A questão será julgada por meio de um recurso de um condenado a dois meses de
prestação de serviços à comunidade por porte de maconha. A droga foi encontrada
na cela do detento. O recurso é relatado pelo ministro Gilmar Mendes.
O julgamento está previsto para começar às 14h e será
iniciado com a leitura do relatório do processo. Em seguida, entidades de
defesa e contra a descriminalização devem se manifestar, como o Movimento Viva
Rio, o Instituto Sou da Paz e a Associação dos Delegados de Polícia do Brasil
(Adepol). Após as sustentações orais, Mendes proferirá seu voto, e os demais
ministros começam a votar. O julgamento poderá ser adiado se um dos ministros
pedir mais tempo para analisar o processo.

§ Tarefas do exercício
1. Responda com base no trecho sobre o julgamento:
(a) A que pena foi condenado o autor do recurso?
(b) A que horas o julgamento deve começar?
(c) Em que caso o julgamento poderá ser adiado?
2. Reescreva a parte do trecho sobre o julgamento que começa nas palavras "O julgamento está" e termina depois de "analisar o processo.", substituindo "sustentações orais" por "manifestações orais".
As linhas não têm nenhum papel nesta atividade.

§ Material de estudo

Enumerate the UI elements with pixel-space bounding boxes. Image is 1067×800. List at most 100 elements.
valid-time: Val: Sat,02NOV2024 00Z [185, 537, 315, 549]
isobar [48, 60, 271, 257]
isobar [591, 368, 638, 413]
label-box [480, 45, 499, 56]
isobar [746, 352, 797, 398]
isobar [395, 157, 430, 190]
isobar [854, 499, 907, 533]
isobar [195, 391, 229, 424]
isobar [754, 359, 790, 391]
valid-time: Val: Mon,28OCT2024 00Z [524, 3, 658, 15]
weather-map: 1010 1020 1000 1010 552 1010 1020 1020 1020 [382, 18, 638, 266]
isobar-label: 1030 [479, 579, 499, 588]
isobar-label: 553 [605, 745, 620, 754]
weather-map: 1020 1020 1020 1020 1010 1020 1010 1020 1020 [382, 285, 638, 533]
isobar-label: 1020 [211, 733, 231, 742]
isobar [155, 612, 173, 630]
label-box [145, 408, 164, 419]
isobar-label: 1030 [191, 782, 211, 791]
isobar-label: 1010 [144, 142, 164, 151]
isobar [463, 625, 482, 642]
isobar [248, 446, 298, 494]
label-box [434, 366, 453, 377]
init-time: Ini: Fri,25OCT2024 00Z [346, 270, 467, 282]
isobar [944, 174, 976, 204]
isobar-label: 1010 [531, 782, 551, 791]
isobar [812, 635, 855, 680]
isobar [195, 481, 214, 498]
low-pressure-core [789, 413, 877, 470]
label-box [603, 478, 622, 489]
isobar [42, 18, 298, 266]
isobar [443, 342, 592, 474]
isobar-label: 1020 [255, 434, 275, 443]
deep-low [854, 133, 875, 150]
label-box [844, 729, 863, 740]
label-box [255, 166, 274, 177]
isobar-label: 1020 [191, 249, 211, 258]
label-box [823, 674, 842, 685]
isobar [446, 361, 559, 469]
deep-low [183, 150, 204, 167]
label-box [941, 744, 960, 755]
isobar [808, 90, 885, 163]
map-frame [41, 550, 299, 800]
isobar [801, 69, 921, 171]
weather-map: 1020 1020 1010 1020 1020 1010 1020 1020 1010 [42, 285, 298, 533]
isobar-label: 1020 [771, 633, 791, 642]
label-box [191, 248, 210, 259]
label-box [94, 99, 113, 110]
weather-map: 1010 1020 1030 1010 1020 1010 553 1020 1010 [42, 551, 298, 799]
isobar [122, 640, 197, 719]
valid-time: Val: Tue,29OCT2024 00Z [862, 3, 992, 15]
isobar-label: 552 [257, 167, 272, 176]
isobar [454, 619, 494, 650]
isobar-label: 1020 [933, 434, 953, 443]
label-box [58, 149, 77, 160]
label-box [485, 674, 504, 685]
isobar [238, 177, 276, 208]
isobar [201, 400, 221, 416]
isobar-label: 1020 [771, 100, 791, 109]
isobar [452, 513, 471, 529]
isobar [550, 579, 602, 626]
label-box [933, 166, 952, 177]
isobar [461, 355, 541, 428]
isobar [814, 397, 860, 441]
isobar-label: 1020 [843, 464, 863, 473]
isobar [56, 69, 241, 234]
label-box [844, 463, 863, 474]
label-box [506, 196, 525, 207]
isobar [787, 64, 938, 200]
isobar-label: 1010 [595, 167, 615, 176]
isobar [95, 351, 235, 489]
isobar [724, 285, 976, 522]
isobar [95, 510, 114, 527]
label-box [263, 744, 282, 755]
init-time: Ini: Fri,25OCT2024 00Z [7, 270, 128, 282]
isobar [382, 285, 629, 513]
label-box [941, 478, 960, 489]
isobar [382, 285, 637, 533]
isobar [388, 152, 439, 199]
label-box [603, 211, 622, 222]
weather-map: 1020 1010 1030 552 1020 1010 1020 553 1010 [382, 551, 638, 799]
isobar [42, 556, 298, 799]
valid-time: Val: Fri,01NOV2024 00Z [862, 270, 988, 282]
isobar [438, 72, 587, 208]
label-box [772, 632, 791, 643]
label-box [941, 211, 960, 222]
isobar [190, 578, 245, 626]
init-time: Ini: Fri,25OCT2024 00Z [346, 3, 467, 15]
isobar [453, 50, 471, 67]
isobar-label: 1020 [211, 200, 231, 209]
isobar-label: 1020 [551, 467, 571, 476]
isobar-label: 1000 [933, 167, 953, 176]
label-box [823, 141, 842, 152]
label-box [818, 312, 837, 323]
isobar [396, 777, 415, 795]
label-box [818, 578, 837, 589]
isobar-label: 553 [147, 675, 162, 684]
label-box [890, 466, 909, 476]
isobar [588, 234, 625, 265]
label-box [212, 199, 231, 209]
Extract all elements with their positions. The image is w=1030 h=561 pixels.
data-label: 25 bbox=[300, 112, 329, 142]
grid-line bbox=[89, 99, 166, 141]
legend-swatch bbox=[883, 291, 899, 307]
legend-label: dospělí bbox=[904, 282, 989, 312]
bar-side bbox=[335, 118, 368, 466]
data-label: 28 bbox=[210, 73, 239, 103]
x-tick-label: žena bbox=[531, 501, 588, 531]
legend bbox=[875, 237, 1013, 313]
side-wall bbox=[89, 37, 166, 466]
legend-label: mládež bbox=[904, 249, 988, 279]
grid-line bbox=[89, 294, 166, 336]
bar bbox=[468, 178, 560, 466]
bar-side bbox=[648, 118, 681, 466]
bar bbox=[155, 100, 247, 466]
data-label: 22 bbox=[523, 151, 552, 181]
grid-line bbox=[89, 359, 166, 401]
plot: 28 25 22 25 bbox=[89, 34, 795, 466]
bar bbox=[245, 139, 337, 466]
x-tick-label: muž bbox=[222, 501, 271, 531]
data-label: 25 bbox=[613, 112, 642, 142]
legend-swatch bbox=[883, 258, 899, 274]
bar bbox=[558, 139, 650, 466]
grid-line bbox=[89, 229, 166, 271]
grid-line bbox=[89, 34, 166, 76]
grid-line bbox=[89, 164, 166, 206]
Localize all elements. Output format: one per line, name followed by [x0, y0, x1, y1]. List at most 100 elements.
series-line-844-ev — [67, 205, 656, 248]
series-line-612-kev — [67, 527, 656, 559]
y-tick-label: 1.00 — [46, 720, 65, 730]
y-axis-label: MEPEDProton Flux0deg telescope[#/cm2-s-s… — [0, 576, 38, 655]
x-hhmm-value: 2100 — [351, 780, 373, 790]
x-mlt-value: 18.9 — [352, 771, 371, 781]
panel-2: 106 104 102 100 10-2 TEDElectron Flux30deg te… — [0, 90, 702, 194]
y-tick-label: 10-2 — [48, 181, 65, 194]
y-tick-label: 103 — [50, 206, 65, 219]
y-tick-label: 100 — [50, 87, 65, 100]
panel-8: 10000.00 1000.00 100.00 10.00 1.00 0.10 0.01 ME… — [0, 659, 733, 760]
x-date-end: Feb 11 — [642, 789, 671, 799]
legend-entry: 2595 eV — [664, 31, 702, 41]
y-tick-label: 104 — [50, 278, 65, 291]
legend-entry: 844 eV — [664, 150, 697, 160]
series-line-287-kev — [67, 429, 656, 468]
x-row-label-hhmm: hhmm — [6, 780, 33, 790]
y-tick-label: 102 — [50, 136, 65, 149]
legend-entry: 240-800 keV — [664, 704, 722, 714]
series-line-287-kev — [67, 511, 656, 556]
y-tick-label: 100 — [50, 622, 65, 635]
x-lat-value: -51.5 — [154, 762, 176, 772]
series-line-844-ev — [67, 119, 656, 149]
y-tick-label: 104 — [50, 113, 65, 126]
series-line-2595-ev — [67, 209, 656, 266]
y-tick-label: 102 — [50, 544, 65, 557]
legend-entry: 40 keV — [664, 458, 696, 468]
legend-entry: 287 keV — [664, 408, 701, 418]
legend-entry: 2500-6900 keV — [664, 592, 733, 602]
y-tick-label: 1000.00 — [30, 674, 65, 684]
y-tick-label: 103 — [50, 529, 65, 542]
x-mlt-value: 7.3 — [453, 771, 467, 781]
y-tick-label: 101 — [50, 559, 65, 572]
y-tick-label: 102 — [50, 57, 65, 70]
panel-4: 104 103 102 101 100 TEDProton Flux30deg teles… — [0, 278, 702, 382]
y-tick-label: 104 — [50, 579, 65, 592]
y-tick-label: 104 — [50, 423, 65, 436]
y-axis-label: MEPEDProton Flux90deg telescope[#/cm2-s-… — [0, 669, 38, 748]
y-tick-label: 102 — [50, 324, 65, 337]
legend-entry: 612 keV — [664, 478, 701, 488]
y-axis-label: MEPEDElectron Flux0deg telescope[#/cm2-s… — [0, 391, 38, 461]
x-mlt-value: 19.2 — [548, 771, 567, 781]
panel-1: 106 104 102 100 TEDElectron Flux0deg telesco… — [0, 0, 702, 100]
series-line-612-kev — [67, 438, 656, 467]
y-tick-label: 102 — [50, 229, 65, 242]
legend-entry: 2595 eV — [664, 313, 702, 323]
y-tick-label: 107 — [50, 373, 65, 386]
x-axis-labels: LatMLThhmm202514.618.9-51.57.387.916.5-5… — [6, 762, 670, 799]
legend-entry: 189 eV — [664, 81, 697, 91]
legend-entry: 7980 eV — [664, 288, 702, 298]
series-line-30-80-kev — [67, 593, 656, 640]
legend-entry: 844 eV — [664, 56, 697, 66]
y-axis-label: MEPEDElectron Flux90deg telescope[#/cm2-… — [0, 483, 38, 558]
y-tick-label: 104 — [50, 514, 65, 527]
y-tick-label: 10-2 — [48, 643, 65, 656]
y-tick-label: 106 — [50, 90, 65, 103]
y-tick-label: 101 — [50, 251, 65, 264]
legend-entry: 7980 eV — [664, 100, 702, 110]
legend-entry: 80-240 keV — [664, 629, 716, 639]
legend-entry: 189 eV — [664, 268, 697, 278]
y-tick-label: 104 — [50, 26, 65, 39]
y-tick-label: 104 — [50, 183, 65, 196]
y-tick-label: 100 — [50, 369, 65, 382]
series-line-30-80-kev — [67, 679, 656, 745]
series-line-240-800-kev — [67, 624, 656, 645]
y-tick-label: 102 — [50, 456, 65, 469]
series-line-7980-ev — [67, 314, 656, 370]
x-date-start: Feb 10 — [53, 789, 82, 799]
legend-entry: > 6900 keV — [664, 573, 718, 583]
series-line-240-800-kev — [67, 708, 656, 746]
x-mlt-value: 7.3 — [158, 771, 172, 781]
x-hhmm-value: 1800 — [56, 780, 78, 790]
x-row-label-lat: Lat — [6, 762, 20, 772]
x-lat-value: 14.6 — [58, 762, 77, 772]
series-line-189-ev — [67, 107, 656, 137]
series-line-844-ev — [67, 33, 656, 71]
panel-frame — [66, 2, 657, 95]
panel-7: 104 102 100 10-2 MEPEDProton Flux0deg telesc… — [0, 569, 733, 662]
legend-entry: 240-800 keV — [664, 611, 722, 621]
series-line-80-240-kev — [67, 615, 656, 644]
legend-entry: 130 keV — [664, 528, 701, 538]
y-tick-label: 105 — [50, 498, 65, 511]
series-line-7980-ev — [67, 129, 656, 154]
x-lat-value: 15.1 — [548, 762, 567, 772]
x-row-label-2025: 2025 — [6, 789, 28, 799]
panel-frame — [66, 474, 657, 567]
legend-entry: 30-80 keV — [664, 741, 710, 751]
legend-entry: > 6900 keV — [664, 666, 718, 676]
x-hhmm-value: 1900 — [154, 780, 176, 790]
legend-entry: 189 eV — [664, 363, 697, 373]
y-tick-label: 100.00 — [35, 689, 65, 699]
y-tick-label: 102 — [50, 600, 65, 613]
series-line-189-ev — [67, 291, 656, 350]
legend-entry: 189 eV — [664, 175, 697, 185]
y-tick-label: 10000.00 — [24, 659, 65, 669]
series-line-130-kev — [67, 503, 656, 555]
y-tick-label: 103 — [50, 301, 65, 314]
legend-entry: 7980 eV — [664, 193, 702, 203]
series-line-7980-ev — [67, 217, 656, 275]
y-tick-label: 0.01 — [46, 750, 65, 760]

§ Suas respostas
1.
(a) A dois meses de prestação de serviços à comunidade.
(b) Às 14h.
(c) Se um dos ministros pedir mais tempo para analisar o processo.

2.
O julgamento está previsto para começar às 14h e será
iniciado com a leitura do relatório do processo. Em seguida, entidades de
defesa e contra a descriminalização devem se manifestar, como o Movimento Viva
Rio, o Instituto Sou da Paz e a Associação dos Delegados de Polícia do Brasil
(Adepol). Após as manifestações orais, Mendes proferirá seu voto, e os demais
ministros começam a votar. O julgamento poderá ser adiado se um dos ministros
pedir mais tempo para analisar o processo.